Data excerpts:
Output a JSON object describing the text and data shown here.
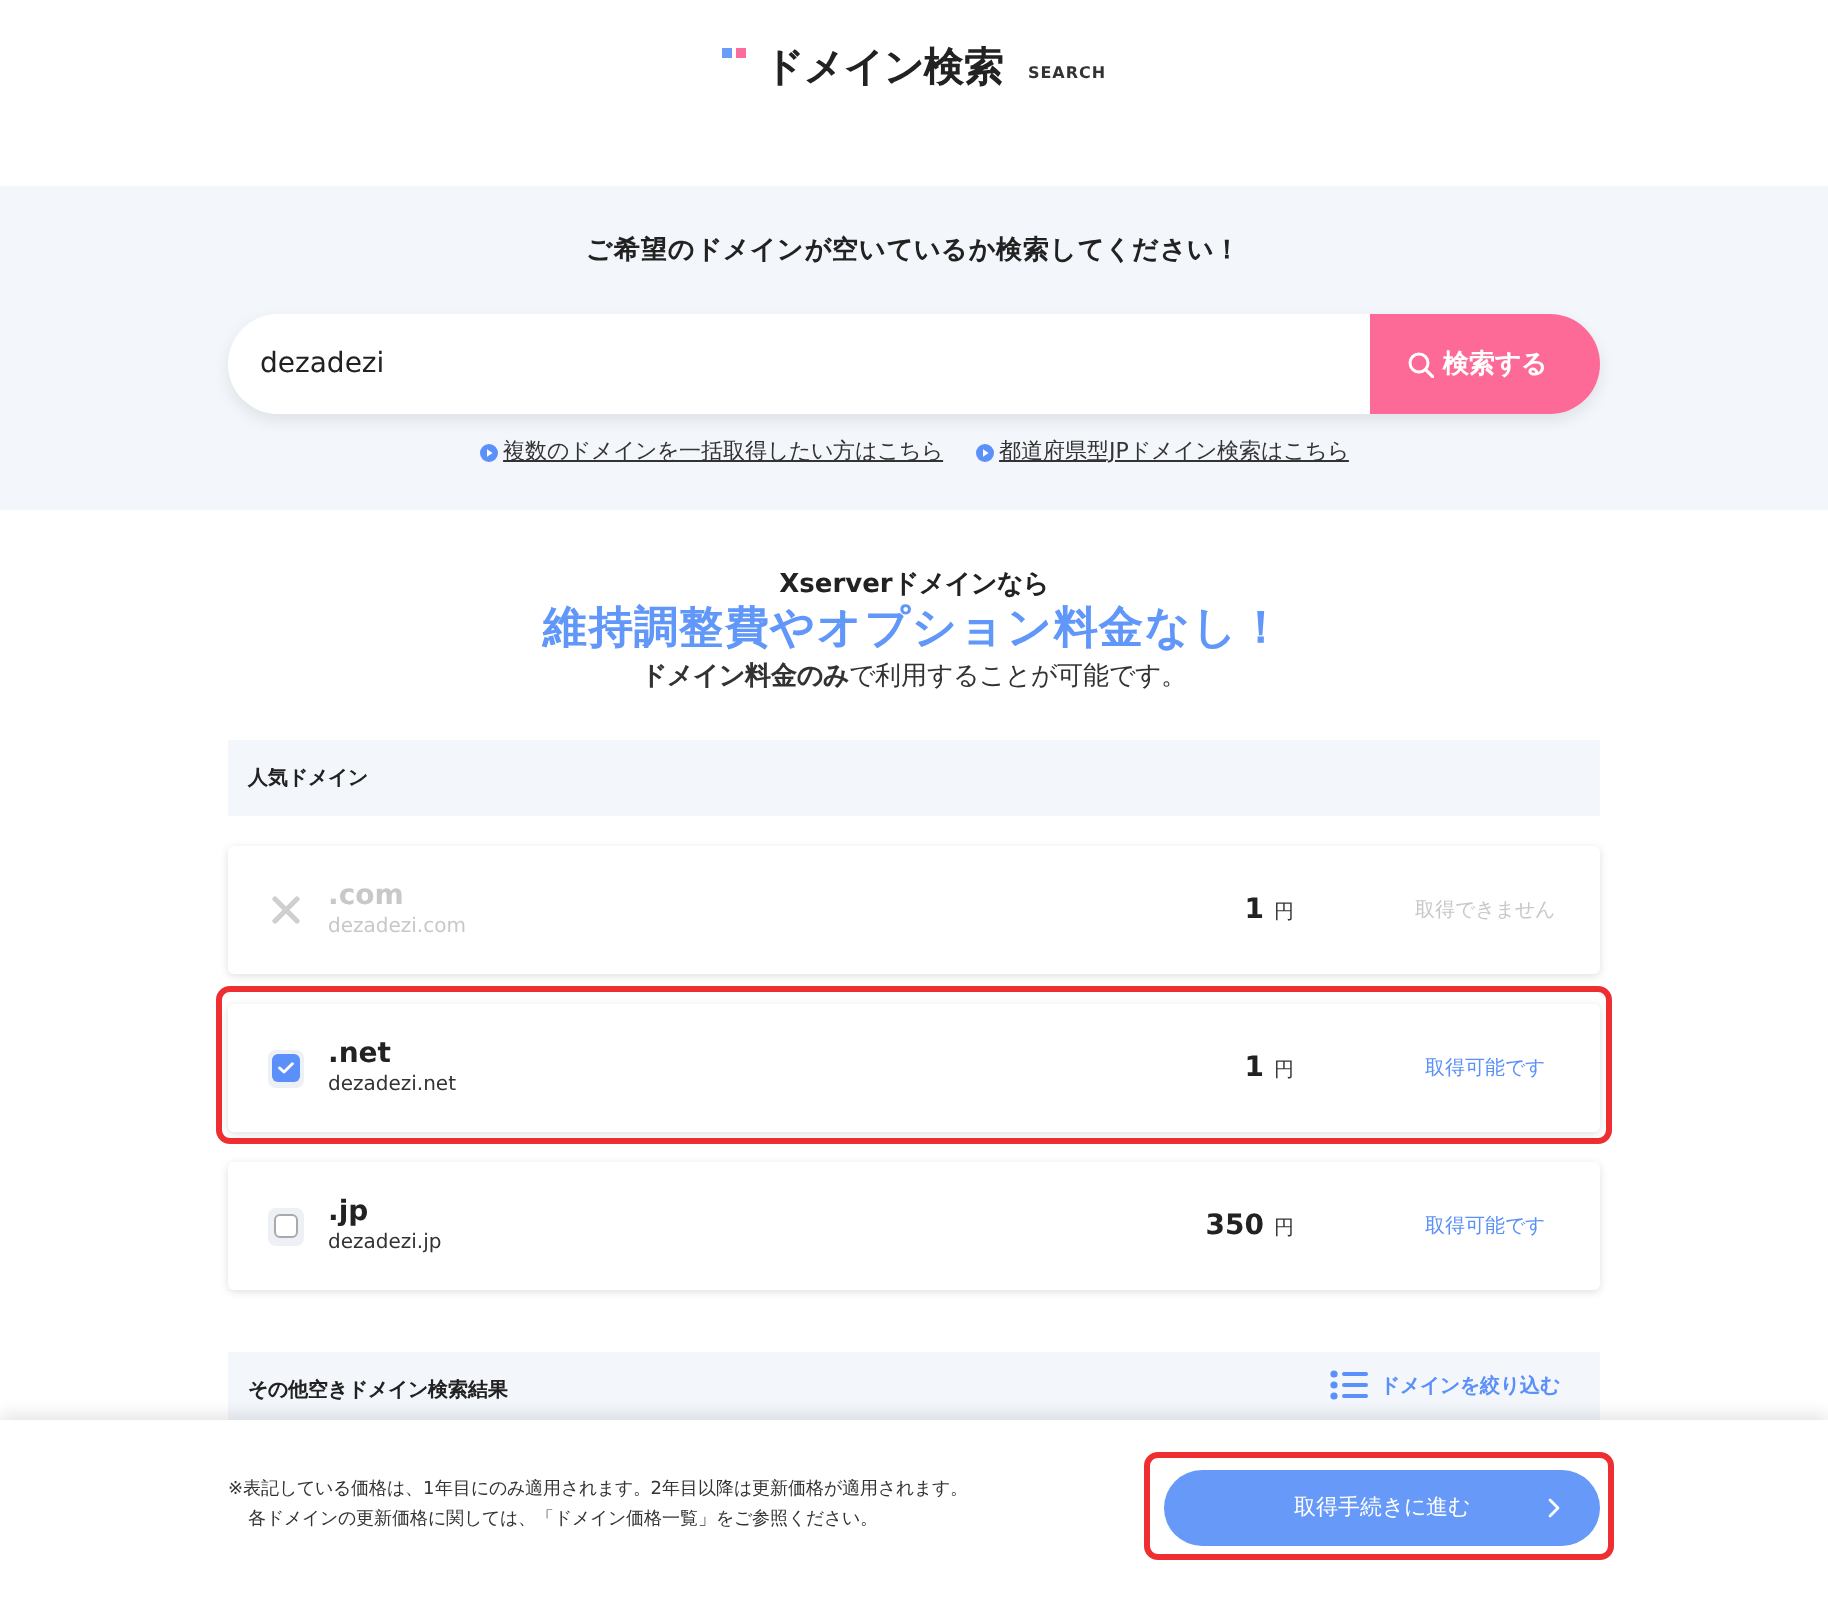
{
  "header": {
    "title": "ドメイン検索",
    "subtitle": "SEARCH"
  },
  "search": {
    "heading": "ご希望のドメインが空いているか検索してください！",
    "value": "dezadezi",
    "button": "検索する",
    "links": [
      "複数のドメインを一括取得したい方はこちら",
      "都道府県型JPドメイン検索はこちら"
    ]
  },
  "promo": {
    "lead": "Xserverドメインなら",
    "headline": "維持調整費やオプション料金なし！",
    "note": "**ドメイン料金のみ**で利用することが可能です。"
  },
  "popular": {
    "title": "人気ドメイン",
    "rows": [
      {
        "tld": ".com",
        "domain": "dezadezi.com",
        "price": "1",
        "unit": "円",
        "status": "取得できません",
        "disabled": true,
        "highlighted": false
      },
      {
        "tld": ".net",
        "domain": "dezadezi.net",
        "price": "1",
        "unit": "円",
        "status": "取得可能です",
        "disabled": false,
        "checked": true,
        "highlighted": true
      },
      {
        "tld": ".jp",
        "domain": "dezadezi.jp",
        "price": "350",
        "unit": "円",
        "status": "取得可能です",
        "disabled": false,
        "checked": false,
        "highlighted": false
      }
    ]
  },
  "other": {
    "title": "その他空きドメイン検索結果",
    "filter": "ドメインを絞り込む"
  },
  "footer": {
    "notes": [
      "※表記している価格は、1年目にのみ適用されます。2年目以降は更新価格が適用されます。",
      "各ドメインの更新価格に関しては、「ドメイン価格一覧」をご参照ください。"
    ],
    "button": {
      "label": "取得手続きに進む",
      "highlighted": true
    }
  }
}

- Work instructions: All of the entries above should be copied exactly, except for the pictures.

- Full output:
Output a JSON object describing the text and data shown here.
{
  "header": {
    "title": "ドメイン検索",
    "subtitle": "SEARCH"
  },
  "search": {
    "heading": "ご希望のドメインが空いているか検索してください！",
    "value": "dezadezi",
    "button": "検索する",
    "links": [
      "複数のドメインを一括取得したい方はこちら",
      "都道府県型JPドメイン検索はこちら"
    ]
  },
  "promo": {
    "lead": "Xserverドメインなら",
    "headline": "維持調整費やオプション料金なし！",
    "note": "**ドメイン料金のみ**で利用することが可能です。"
  },
  "popular": {
    "title": "人気ドメイン",
    "rows": [
      {
        "tld": ".com",
        "domain": "dezadezi.com",
        "price": "1",
        "unit": "円",
        "status": "取得できません",
        "disabled": true,
        "highlighted": false
      },
      {
        "tld": ".net",
        "domain": "dezadezi.net",
        "price": "1",
        "unit": "円",
        "status": "取得可能です",
        "disabled": false,
        "checked": true,
        "highlighted": true
      },
      {
        "tld": ".jp",
        "domain": "dezadezi.jp",
        "price": "350",
        "unit": "円",
        "status": "取得可能です",
        "disabled": false,
        "checked": false,
        "highlighted": false
      }
    ]
  },
  "other": {
    "title": "その他空きドメイン検索結果",
    "filter": "ドメインを絞り込む"
  },
  "footer": {
    "notes": [
      "※表記している価格は、1年目にのみ適用されます。2年目以降は更新価格が適用されます。",
      "各ドメインの更新価格に関しては、「ドメイン価格一覧」をご参照ください。"
    ],
    "button": {
      "label": "取得手続きに進む",
      "highlighted": true
    }
  }
}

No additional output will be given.